━━━ Record set ━━━
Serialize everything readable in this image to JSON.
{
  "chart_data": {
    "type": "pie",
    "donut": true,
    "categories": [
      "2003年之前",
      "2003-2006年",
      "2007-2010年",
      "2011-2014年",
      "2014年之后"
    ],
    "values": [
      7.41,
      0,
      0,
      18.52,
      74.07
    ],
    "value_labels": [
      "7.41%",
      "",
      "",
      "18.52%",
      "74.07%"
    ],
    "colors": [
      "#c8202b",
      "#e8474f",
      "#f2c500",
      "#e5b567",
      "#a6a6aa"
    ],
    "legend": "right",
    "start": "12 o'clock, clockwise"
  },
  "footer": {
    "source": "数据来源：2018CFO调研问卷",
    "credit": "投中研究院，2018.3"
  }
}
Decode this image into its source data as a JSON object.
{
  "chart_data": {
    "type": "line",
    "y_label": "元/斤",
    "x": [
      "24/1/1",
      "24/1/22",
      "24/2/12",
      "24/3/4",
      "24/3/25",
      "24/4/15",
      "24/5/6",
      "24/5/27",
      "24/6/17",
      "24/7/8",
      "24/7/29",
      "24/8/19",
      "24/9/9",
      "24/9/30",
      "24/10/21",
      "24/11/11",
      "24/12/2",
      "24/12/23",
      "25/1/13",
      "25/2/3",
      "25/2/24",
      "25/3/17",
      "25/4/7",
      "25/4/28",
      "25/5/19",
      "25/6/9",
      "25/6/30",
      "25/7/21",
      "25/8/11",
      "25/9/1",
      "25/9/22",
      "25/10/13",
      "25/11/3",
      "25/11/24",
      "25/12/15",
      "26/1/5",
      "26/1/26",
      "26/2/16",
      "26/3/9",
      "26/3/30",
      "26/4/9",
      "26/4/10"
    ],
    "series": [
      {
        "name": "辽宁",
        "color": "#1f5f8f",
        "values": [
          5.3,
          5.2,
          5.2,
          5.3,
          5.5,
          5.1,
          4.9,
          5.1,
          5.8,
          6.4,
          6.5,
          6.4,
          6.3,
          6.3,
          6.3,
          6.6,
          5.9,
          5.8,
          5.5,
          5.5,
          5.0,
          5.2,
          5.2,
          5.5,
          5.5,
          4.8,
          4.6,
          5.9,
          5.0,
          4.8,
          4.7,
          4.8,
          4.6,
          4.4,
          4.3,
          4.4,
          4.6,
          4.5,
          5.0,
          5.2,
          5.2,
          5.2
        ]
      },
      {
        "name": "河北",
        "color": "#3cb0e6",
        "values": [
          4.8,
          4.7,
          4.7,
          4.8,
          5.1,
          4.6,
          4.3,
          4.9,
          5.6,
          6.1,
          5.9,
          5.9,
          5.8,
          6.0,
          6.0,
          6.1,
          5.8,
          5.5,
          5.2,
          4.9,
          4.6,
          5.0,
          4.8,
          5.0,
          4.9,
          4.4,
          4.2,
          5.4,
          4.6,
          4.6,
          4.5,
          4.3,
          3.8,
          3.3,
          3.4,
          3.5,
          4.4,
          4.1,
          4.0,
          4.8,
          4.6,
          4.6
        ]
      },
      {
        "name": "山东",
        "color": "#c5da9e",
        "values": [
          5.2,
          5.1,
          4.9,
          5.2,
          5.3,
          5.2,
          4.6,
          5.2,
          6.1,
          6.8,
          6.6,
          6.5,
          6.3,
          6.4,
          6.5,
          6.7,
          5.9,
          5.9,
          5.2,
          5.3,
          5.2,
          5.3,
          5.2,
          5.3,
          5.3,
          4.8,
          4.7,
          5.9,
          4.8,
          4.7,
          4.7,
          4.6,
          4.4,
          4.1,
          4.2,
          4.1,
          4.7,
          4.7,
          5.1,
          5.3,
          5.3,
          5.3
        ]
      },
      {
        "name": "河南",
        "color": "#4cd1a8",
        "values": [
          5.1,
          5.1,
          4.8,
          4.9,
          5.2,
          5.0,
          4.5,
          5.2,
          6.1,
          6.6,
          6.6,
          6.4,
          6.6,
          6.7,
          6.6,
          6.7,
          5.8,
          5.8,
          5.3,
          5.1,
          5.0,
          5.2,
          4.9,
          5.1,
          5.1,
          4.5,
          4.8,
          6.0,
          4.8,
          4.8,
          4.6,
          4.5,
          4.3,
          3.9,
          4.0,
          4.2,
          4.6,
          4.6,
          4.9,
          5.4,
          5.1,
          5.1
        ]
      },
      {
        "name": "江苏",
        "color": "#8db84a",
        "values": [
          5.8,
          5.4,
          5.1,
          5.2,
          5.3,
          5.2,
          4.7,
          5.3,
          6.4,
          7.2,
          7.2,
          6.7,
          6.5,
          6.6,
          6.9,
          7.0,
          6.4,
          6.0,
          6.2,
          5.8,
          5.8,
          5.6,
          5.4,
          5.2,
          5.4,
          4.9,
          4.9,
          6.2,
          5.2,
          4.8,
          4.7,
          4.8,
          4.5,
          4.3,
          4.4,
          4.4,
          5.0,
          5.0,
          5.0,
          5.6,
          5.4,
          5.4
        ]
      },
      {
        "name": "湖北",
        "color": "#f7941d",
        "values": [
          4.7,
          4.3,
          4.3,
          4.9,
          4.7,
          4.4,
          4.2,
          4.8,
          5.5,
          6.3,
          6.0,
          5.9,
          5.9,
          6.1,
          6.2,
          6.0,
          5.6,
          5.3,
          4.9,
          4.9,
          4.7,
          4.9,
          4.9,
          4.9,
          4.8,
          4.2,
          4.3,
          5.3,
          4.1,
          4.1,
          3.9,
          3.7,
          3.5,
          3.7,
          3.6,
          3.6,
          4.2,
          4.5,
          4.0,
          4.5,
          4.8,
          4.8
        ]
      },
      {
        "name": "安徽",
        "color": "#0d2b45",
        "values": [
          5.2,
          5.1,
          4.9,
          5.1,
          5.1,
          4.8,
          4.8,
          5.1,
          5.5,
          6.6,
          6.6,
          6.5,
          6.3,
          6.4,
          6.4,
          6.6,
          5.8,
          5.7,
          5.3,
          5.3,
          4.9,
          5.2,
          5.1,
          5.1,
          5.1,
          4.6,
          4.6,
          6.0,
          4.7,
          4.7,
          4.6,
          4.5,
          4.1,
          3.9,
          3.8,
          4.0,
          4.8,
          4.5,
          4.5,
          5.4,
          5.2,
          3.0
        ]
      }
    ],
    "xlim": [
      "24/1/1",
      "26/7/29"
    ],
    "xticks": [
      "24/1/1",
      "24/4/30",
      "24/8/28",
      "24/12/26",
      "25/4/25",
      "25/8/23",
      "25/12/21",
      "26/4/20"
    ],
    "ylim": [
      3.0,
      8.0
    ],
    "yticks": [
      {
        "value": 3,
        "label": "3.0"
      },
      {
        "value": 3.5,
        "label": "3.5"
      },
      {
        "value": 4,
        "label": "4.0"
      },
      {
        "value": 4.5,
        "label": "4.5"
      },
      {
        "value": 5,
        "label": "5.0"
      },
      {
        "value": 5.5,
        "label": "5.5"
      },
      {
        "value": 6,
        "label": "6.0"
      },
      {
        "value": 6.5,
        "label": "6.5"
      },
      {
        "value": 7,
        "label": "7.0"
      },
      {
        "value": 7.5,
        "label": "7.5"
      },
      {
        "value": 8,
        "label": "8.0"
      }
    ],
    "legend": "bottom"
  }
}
━━━
Pick out every line holding the string "source" and return it.

**Task solution**
    "source": "数据来源：2018CFO调研问卷",
Decode this image into its source data as a JSON object.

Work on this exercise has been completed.